* _What you will do_: Using the entries that follow, collect the lines where the word "Composition" appears.

* _Provided information_:
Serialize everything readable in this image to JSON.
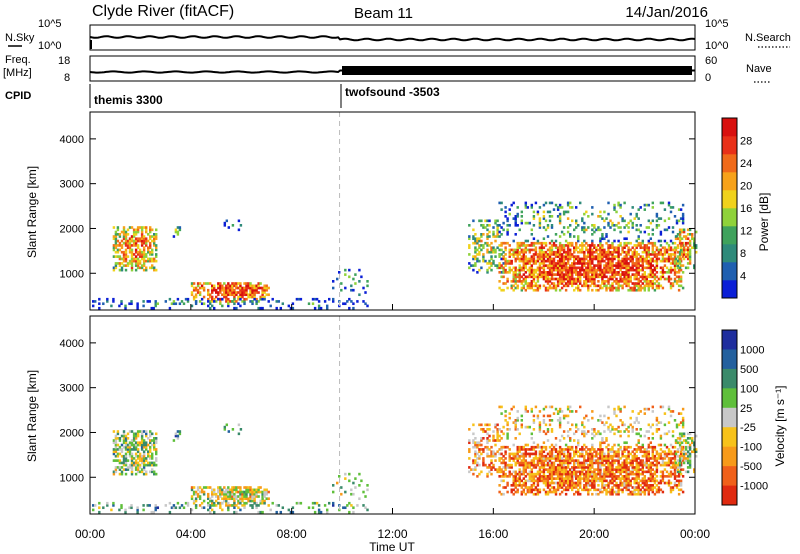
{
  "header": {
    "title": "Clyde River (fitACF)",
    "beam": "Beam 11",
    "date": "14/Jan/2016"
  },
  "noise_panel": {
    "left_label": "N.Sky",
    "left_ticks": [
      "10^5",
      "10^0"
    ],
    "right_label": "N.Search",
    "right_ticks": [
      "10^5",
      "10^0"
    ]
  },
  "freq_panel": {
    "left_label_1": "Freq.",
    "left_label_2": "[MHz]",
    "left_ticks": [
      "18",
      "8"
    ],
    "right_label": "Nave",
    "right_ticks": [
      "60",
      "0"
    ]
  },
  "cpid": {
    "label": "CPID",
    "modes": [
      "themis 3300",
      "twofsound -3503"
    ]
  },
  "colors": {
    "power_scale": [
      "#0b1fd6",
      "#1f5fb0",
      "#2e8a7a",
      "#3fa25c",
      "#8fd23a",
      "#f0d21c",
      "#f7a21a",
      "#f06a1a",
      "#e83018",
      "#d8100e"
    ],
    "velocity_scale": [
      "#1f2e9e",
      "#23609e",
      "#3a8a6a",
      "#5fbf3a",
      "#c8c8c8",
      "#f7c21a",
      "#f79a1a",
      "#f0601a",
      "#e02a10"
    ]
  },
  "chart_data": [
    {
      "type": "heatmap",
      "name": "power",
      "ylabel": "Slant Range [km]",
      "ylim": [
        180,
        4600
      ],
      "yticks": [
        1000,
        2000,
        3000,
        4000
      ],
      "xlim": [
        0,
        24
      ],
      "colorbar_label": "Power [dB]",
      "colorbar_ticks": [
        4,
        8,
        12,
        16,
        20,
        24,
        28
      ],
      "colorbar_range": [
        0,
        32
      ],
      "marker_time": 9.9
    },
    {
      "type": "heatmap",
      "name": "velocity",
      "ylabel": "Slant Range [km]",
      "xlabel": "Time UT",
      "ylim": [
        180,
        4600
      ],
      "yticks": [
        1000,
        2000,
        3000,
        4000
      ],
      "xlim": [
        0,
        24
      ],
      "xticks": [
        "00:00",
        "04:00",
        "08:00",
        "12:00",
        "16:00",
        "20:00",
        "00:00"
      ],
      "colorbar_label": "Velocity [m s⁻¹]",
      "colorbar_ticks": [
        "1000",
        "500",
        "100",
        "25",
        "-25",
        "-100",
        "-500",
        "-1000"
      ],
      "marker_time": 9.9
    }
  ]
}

...

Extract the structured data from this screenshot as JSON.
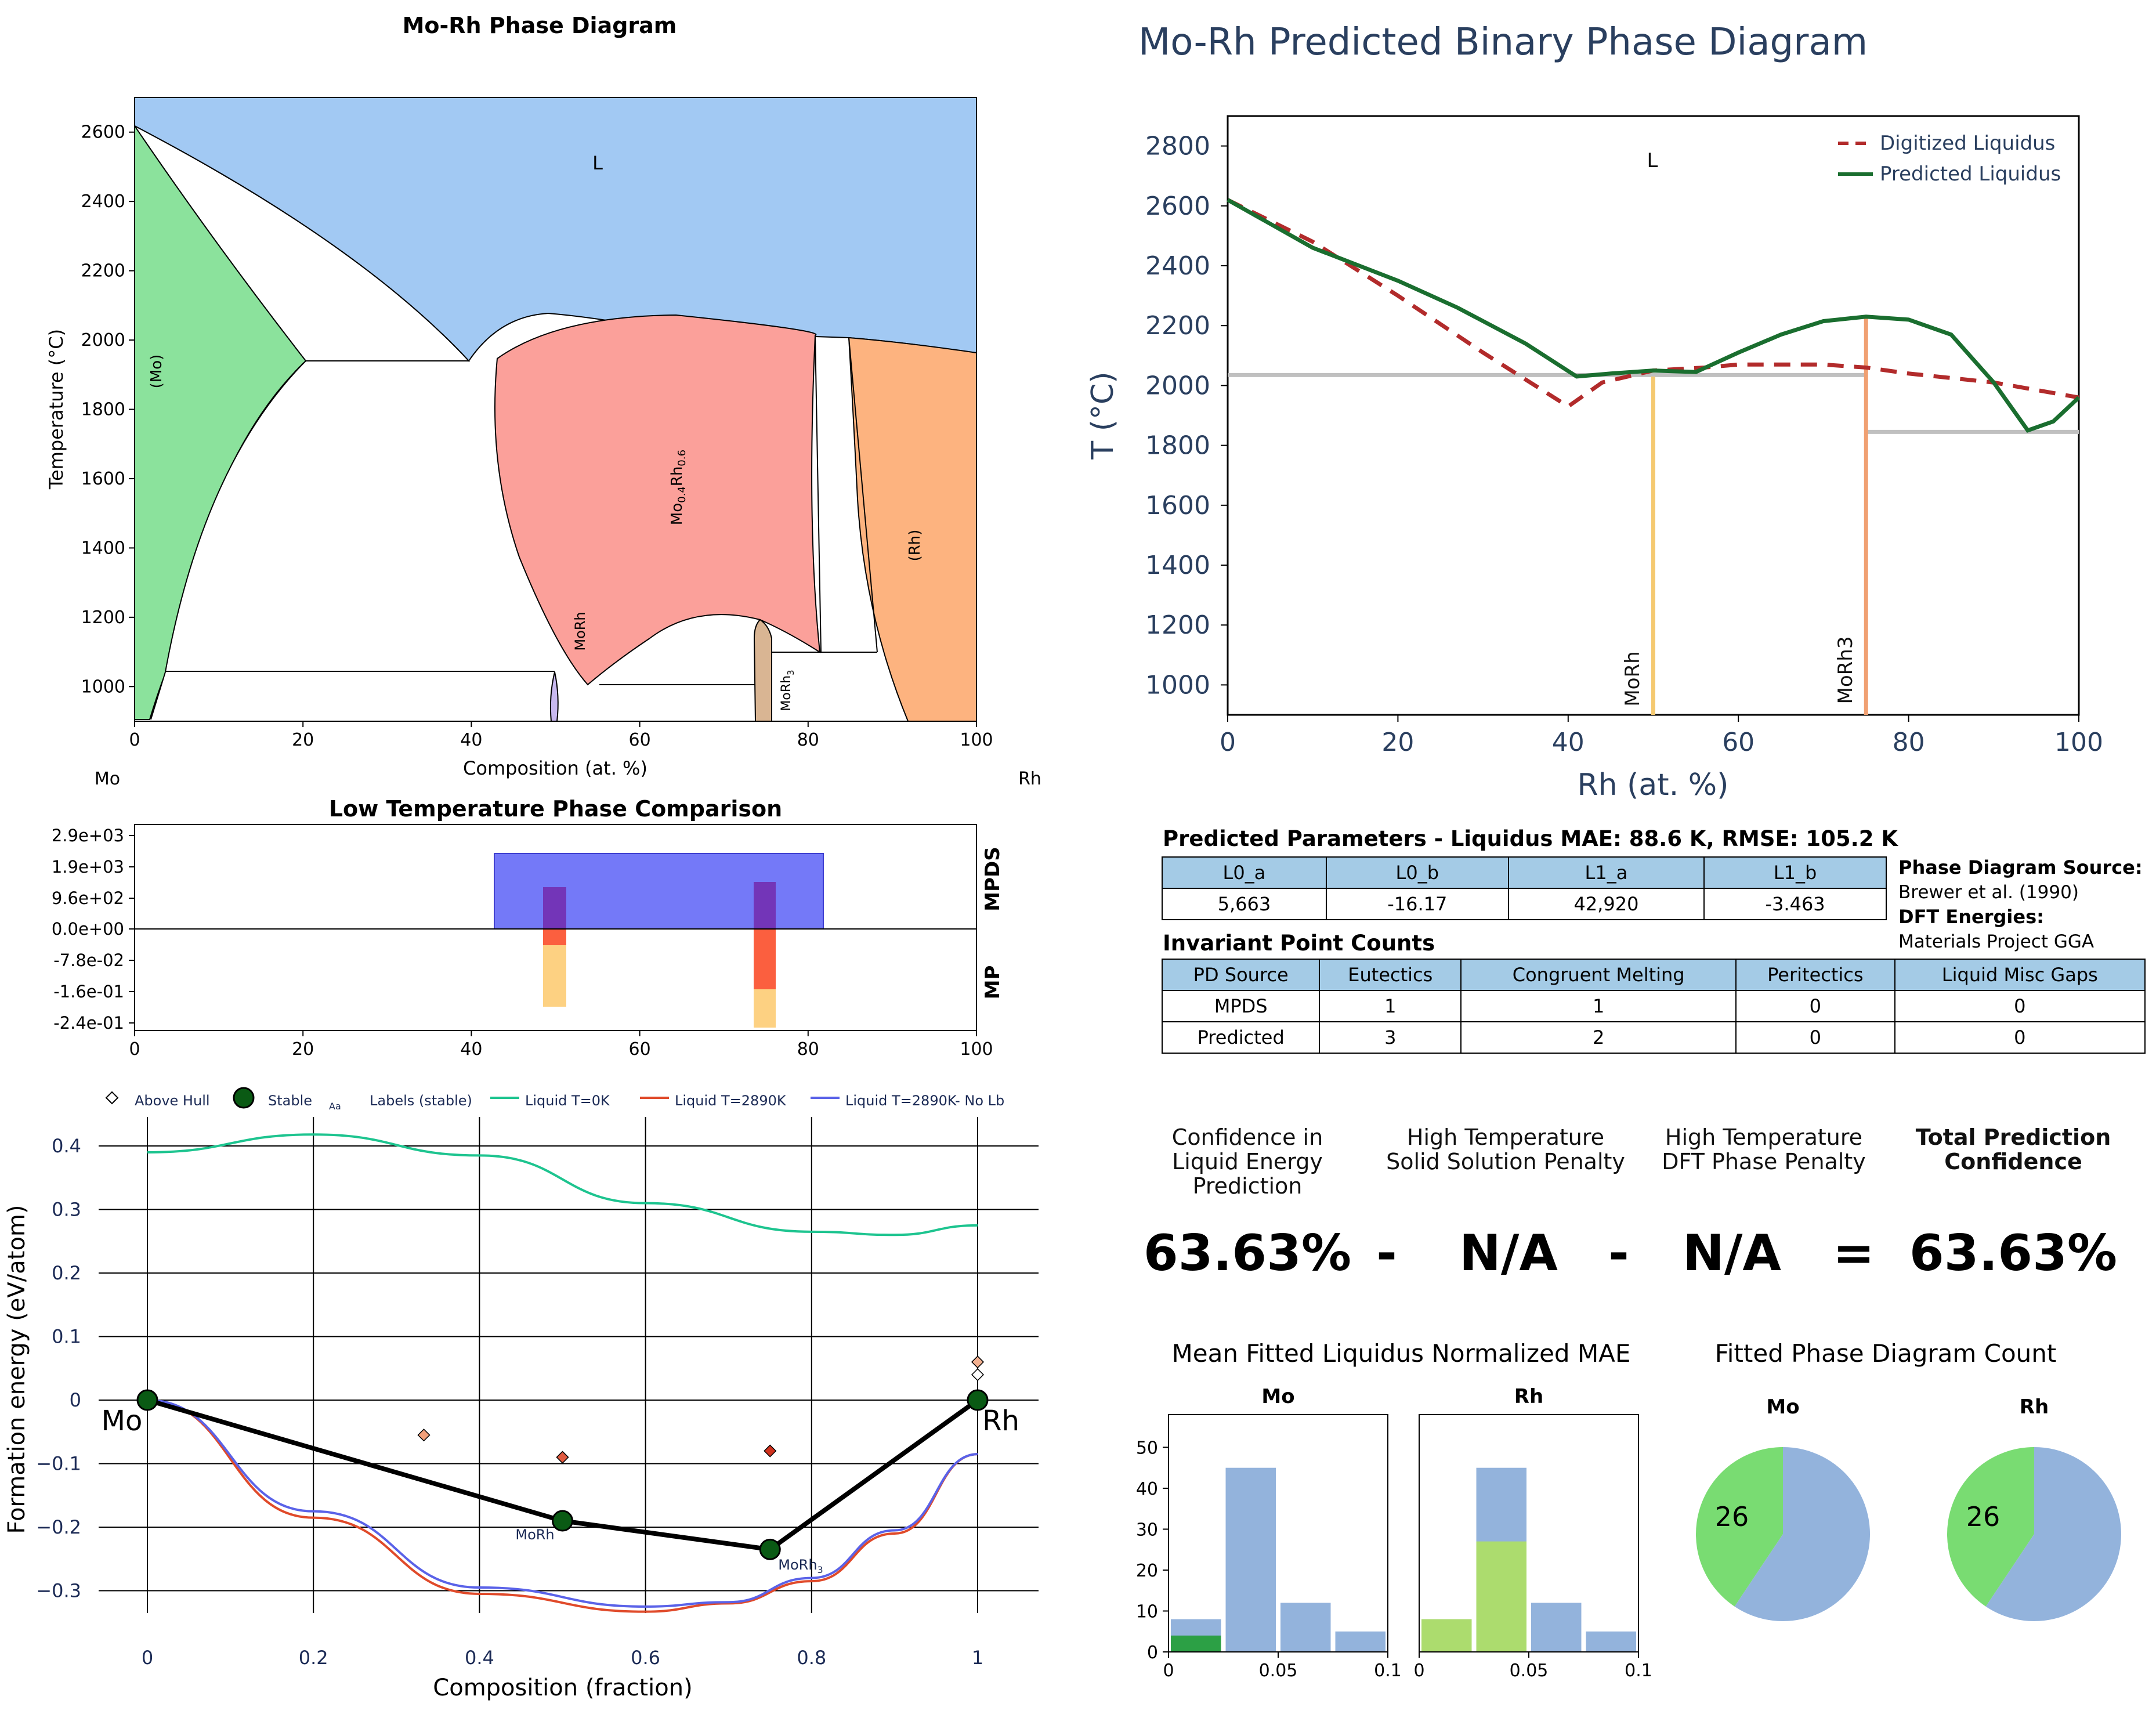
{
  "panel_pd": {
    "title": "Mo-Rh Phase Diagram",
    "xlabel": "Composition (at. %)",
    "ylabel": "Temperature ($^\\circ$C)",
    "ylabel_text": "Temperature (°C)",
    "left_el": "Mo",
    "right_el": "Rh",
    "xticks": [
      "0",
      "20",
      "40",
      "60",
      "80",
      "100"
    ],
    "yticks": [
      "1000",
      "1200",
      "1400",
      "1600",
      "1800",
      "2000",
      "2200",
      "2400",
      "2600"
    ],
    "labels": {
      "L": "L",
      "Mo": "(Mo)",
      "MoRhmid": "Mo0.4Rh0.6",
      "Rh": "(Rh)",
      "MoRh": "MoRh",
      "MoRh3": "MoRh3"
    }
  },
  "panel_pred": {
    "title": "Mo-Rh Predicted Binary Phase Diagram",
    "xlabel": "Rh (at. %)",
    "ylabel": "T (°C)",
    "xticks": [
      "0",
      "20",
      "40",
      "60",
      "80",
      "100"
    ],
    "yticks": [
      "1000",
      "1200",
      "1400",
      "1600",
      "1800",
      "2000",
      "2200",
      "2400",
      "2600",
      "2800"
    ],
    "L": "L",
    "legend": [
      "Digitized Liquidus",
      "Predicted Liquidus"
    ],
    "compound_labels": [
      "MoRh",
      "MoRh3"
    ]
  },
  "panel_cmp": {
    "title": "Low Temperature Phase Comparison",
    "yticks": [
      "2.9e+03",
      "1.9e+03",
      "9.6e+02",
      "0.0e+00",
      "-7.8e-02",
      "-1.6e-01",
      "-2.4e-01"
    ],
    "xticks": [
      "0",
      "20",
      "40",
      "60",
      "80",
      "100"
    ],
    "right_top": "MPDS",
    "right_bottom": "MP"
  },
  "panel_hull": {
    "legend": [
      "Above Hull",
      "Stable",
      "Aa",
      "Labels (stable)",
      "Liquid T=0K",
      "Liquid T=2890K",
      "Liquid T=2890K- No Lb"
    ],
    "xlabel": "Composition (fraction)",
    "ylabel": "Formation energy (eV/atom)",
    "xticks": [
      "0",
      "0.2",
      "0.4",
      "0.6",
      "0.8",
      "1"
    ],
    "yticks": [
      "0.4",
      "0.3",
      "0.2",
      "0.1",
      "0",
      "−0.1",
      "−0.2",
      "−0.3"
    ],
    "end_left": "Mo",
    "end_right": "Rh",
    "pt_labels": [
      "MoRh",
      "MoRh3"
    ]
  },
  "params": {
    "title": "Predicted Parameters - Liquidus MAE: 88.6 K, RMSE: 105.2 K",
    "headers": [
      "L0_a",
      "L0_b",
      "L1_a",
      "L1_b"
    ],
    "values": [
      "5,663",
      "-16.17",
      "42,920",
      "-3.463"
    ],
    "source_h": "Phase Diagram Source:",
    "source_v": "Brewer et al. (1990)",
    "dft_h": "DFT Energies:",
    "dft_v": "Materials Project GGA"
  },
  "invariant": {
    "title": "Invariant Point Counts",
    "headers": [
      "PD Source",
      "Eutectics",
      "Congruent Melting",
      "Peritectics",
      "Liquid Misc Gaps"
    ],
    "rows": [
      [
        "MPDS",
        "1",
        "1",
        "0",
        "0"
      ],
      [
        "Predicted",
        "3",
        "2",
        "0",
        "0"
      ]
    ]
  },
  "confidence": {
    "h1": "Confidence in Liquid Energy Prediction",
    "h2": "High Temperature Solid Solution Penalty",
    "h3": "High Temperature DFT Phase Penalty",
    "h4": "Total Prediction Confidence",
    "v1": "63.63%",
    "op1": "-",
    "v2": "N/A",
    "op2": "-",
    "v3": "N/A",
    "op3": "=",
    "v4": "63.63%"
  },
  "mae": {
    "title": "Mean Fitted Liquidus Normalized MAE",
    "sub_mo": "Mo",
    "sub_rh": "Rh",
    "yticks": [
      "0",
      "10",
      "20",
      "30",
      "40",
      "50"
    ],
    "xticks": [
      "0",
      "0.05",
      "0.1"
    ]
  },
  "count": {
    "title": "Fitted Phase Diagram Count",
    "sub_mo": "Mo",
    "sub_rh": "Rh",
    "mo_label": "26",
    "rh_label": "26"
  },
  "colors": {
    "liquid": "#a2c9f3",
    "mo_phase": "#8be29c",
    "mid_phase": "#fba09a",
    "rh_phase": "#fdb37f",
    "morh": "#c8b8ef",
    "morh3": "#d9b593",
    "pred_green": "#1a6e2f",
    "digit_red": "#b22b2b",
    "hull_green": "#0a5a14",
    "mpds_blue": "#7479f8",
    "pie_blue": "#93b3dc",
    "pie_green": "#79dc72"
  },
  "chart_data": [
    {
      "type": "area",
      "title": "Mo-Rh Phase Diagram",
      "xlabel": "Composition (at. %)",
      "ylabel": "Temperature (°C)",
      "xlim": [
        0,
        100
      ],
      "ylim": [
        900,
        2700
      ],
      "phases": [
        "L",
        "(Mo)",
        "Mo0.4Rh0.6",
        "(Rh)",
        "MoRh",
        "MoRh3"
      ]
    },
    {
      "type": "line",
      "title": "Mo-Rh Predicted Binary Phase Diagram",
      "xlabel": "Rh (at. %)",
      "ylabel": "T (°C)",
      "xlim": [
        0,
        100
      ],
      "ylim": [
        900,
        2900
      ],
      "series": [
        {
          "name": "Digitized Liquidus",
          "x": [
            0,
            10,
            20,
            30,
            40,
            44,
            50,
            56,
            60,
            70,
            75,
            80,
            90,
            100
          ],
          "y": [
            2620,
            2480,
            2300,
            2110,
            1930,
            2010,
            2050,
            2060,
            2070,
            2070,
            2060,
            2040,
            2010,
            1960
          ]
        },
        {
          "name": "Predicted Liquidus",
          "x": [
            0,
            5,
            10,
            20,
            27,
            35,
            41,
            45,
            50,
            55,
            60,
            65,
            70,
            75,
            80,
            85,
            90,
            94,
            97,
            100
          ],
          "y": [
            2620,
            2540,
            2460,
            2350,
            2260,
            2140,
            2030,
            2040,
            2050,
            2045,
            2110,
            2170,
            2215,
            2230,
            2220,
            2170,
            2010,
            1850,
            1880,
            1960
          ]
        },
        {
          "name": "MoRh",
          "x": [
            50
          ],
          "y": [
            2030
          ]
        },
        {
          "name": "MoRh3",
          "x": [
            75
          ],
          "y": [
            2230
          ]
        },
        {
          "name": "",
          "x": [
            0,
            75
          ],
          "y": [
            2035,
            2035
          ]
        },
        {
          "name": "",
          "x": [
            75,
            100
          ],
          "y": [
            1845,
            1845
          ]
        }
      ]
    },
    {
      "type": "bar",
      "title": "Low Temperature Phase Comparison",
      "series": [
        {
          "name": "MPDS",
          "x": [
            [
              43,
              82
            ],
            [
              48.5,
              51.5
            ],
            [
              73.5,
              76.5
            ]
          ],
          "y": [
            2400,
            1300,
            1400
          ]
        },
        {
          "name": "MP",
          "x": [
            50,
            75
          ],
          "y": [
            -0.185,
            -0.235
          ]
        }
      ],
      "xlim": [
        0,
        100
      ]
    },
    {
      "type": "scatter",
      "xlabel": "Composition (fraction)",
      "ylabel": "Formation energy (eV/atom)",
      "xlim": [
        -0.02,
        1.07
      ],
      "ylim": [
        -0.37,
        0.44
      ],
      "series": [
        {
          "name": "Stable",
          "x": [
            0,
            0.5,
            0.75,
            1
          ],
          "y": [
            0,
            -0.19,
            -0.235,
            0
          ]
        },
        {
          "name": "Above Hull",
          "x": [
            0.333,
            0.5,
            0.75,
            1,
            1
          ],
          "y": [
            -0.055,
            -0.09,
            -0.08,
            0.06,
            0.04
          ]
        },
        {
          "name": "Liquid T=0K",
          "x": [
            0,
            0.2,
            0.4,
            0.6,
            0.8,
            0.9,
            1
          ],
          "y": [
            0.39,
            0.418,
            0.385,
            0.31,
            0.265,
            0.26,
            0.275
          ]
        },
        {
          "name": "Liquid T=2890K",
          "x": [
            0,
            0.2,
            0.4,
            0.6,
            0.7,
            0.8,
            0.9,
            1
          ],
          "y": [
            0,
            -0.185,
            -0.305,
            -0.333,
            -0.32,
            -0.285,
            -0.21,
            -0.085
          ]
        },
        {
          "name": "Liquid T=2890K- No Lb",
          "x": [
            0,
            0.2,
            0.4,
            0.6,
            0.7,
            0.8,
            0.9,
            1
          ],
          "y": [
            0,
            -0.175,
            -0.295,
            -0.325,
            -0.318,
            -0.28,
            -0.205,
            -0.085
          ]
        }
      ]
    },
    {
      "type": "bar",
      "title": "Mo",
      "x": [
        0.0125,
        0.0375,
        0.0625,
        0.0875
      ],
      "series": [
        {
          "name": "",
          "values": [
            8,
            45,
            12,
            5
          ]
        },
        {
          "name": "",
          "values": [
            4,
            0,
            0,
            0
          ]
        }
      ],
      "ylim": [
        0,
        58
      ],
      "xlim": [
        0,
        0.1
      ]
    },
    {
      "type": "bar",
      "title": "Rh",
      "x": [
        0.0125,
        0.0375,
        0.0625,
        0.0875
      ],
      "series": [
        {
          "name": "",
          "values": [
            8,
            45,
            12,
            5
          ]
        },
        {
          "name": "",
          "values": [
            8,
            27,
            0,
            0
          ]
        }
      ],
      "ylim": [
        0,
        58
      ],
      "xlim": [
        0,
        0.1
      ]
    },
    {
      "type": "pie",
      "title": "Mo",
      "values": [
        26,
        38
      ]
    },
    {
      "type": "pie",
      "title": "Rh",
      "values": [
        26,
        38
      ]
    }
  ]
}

* _Result_:
    "xlabel": "Composition (at. %)",
    "xlabel": "Composition (fraction)",
      "xlabel": "Composition (at. %)",
      "xlabel": "Composition (fraction)",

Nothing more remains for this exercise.